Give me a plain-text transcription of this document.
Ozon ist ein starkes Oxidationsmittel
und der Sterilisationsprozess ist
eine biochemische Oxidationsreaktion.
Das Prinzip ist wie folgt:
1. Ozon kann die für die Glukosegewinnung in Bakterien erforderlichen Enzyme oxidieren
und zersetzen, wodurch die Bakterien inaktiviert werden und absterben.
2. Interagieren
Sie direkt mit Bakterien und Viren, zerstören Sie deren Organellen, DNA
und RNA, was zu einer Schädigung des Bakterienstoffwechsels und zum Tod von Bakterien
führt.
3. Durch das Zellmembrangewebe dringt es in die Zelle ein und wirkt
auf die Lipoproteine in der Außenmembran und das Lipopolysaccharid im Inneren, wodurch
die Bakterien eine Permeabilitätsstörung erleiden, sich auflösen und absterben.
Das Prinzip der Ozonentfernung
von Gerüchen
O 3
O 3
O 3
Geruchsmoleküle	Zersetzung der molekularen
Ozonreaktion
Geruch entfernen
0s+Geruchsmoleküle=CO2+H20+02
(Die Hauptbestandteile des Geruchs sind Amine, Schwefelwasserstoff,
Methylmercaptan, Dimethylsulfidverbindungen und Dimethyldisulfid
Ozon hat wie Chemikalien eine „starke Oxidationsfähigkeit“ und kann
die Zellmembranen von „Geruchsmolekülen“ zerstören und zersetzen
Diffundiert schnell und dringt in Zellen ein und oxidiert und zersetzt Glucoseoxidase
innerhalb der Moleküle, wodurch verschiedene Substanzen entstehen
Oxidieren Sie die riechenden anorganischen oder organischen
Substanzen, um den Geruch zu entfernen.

_Task brief_: Transcribe all the material, keeping each word as it is.

_Solution_:
Give me a plain-text transcription of this document.
Ozon ist ein starkes Oxidationsmittel
und der Sterilisationsprozess ist
eine biochemische Oxidationsreaktion.
Das Prinzip ist wie folgt:
1. Ozon kann die für die Glukosegewinnung in Bakterien erforderlichen Enzyme oxidieren
und zersetzen, wodurch die Bakterien inaktiviert werden und absterben.
2. Interagieren
Sie direkt mit Bakterien und Viren, zerstören Sie deren Organellen, DNA
und RNA, was zu einer Schädigung des Bakterienstoffwechsels und zum Tod von Bakterien
führt.
3. Durch das Zellmembrangewebe dringt es in die Zelle ein und wirkt
auf die Lipoproteine in der Außenmembran und das Lipopolysaccharid im Inneren, wodurch
die Bakterien eine Permeabilitätsstörung erleiden, sich auflösen und absterben.
Das Prinzip der Ozonentfernung
von Gerüchen
O 3
O 3
O 3
Geruchsmoleküle	Zersetzung der molekularen
Ozonreaktion
Geruch entfernen
0s+Geruchsmoleküle=CO2+H20+02
(Die Hauptbestandteile des Geruchs sind Amine, Schwefelwasserstoff,
Methylmercaptan, Dimethylsulfidverbindungen und Dimethyldisulfid
Ozon hat wie Chemikalien eine „starke Oxidationsfähigkeit“ und kann
die Zellmembranen von „Geruchsmolekülen“ zerstören und zersetzen
Diffundiert schnell und dringt in Zellen ein und oxidiert und zersetzt Glucoseoxidase
innerhalb der Moleküle, wodurch verschiedene Substanzen entstehen
Oxidieren Sie die riechenden anorganischen oder organischen
Substanzen, um den Geruch zu entfernen.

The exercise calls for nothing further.